:: Work to do ::
Find every line in the records below that holds the word "Машинист", and copy each one.
>> Begin Records to use
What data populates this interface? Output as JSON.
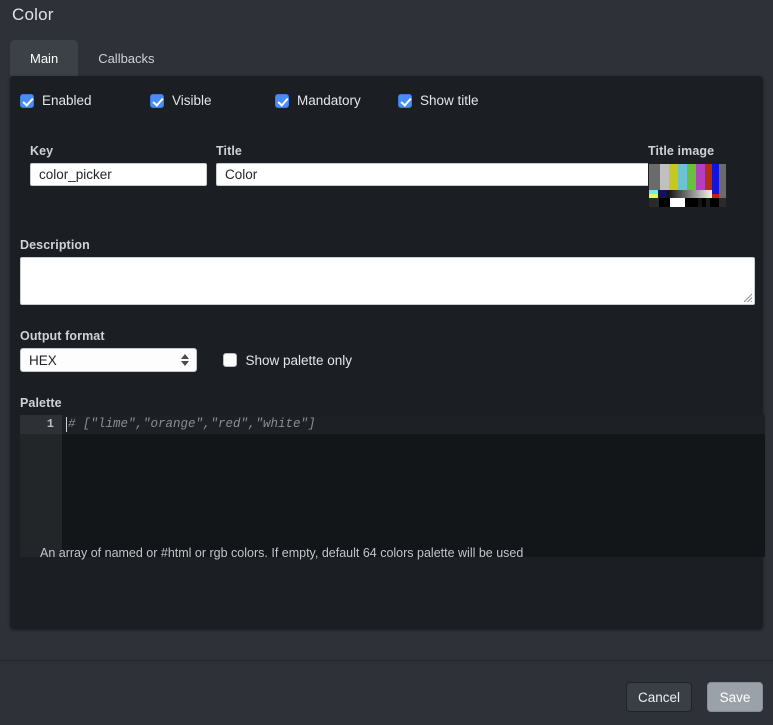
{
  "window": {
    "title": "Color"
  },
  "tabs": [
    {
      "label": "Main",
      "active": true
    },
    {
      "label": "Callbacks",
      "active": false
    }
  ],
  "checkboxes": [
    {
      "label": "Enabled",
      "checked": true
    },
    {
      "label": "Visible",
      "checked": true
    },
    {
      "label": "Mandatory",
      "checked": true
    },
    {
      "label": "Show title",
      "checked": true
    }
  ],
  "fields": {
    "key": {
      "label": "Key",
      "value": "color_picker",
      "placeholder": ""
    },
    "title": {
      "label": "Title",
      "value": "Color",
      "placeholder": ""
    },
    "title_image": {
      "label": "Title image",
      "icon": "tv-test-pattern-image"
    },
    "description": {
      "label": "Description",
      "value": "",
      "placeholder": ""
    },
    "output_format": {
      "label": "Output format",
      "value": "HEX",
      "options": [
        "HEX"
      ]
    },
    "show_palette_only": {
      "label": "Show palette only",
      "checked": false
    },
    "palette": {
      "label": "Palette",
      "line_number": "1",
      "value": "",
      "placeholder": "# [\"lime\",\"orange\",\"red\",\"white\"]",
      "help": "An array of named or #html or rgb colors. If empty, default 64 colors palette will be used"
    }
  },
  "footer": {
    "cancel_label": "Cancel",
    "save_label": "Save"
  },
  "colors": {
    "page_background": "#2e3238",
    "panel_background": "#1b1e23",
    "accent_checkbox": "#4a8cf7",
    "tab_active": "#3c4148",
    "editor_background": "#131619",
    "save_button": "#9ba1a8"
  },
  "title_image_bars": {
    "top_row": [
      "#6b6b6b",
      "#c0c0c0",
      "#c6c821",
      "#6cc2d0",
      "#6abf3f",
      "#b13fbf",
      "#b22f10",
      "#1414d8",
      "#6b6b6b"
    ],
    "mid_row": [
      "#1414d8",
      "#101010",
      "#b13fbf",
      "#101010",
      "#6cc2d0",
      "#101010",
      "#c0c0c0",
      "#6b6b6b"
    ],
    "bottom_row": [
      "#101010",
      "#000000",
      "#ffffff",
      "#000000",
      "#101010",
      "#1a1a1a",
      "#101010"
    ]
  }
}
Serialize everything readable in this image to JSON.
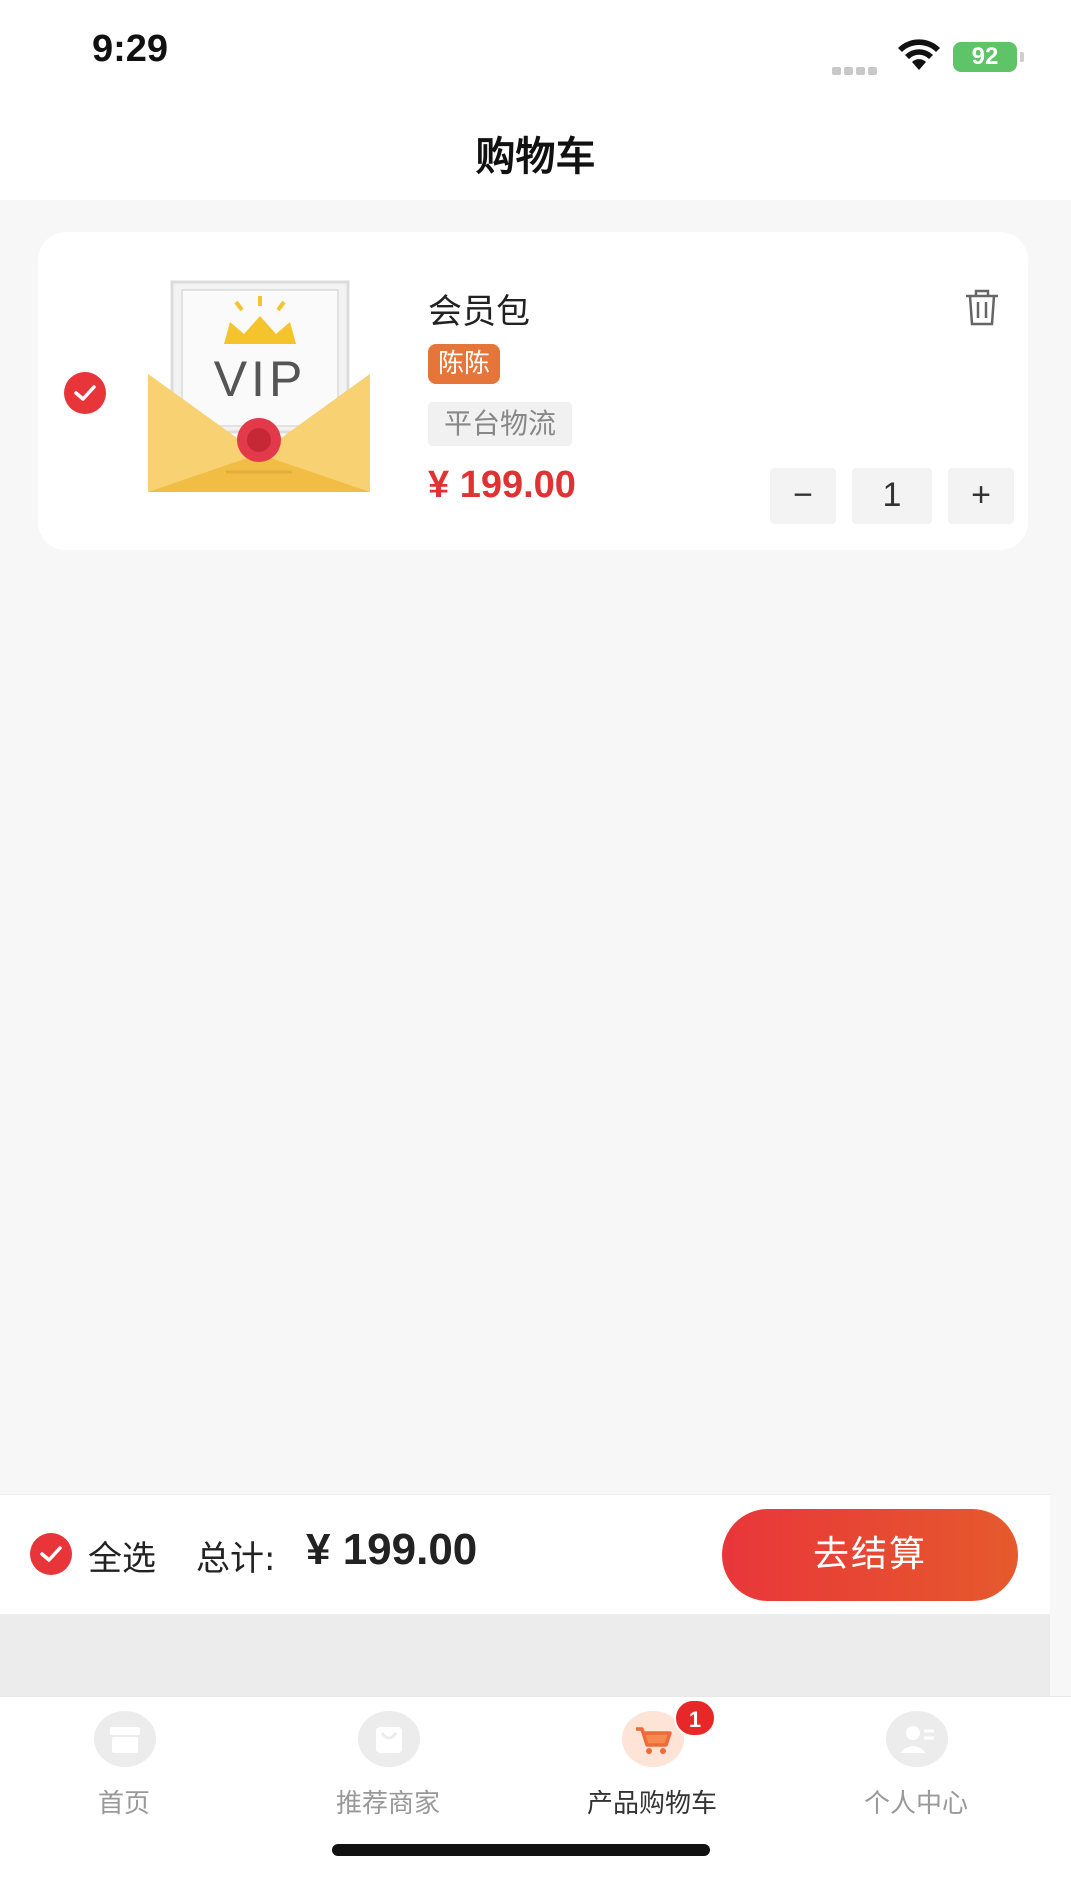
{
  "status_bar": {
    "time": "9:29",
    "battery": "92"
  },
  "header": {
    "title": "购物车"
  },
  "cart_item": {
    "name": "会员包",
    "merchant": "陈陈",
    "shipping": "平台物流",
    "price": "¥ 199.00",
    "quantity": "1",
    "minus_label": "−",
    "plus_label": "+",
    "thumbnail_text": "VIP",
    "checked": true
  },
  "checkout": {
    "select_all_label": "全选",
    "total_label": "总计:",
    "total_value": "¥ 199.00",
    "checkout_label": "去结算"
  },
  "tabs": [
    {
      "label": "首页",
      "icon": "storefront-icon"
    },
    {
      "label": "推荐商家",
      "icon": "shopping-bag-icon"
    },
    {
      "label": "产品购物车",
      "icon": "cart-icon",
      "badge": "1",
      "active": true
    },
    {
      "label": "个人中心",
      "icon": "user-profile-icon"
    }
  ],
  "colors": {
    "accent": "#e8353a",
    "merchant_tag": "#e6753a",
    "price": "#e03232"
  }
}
>> End Records to use
>> Begin Records to use
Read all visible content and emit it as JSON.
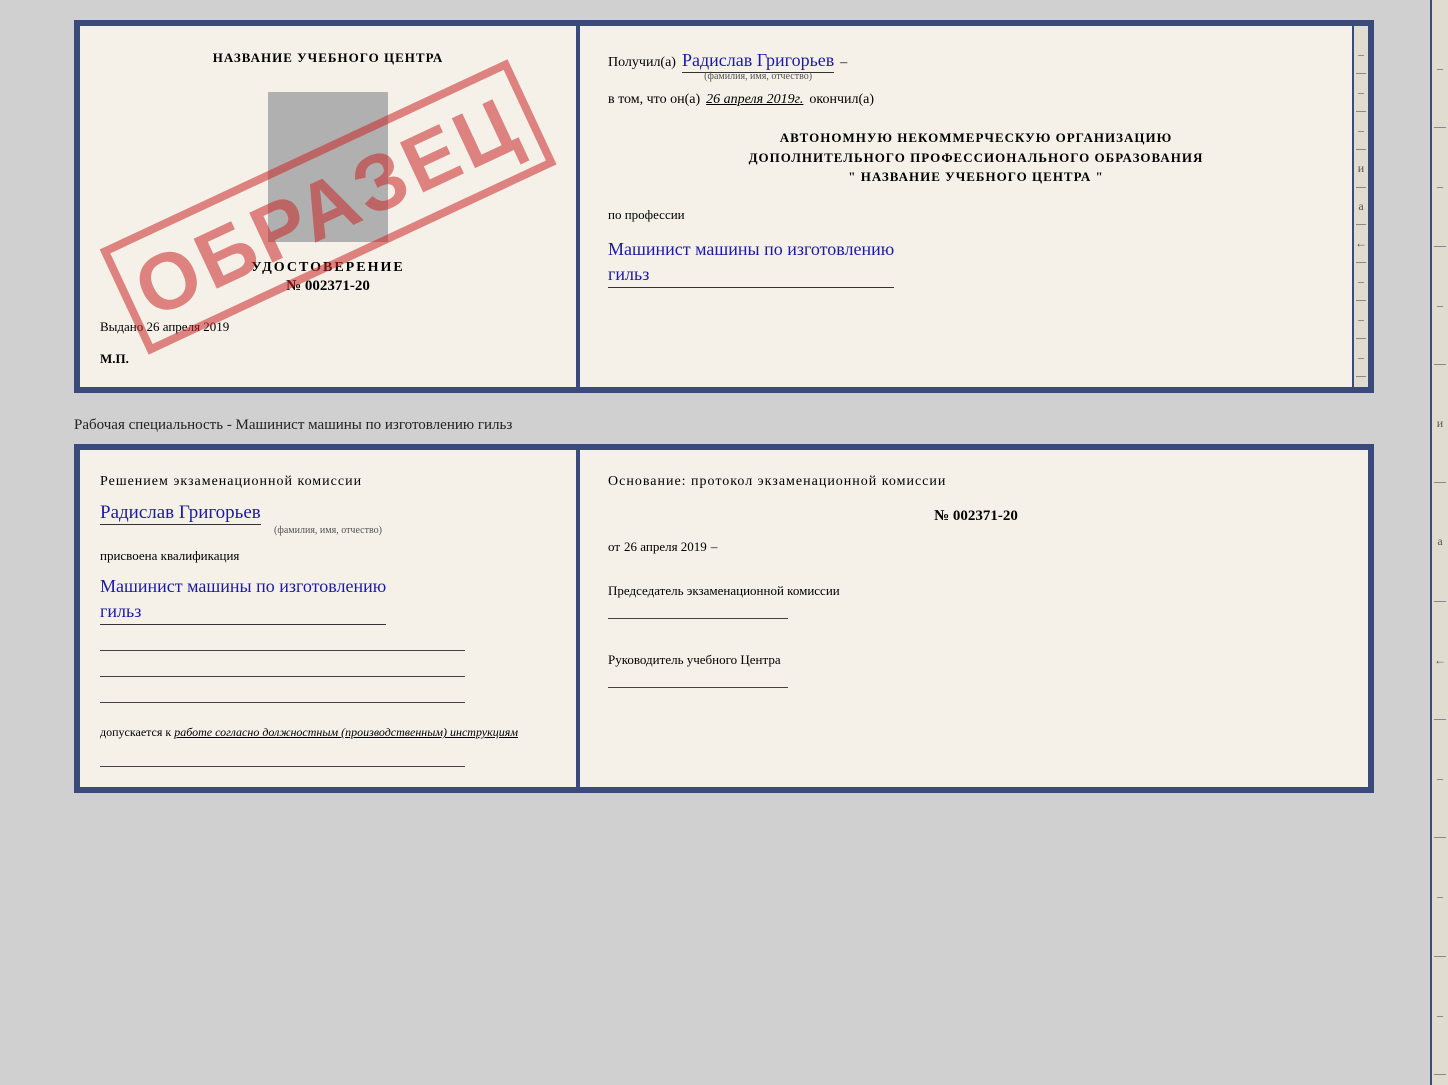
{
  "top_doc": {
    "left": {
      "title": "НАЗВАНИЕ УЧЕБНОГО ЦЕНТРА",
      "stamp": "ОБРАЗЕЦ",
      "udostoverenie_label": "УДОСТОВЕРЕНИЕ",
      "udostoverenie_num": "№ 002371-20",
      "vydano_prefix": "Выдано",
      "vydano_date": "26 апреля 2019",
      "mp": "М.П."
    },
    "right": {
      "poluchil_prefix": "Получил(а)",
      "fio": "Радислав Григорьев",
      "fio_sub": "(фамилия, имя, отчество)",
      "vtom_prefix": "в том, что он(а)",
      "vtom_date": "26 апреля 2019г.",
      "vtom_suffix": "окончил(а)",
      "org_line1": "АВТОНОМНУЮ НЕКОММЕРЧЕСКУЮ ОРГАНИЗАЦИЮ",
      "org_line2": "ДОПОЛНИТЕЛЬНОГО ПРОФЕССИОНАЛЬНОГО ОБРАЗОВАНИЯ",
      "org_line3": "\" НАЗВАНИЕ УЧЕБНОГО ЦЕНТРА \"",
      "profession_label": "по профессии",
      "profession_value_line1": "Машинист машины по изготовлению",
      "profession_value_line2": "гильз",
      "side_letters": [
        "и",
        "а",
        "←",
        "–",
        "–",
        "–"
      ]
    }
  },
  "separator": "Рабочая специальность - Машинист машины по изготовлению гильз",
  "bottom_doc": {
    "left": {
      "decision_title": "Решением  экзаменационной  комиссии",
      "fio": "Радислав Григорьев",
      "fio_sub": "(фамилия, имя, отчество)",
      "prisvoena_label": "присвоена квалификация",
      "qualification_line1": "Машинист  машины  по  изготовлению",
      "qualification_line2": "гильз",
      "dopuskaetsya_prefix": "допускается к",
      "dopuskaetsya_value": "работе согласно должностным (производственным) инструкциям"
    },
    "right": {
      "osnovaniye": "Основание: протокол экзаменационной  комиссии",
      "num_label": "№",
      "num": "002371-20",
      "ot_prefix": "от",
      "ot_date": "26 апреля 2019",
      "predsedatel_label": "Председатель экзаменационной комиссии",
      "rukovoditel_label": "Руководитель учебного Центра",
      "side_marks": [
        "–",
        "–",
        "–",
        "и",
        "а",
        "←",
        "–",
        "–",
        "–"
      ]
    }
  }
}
>> End Records to use
:: Response ::
      "profession_value_line1": "Машинист машины по изготовлению",
  "separator": "Рабочая специальность - Машинист машины по изготовлению гильз",
      "qualification_line1": "Машинист  машины  по  изготовлению",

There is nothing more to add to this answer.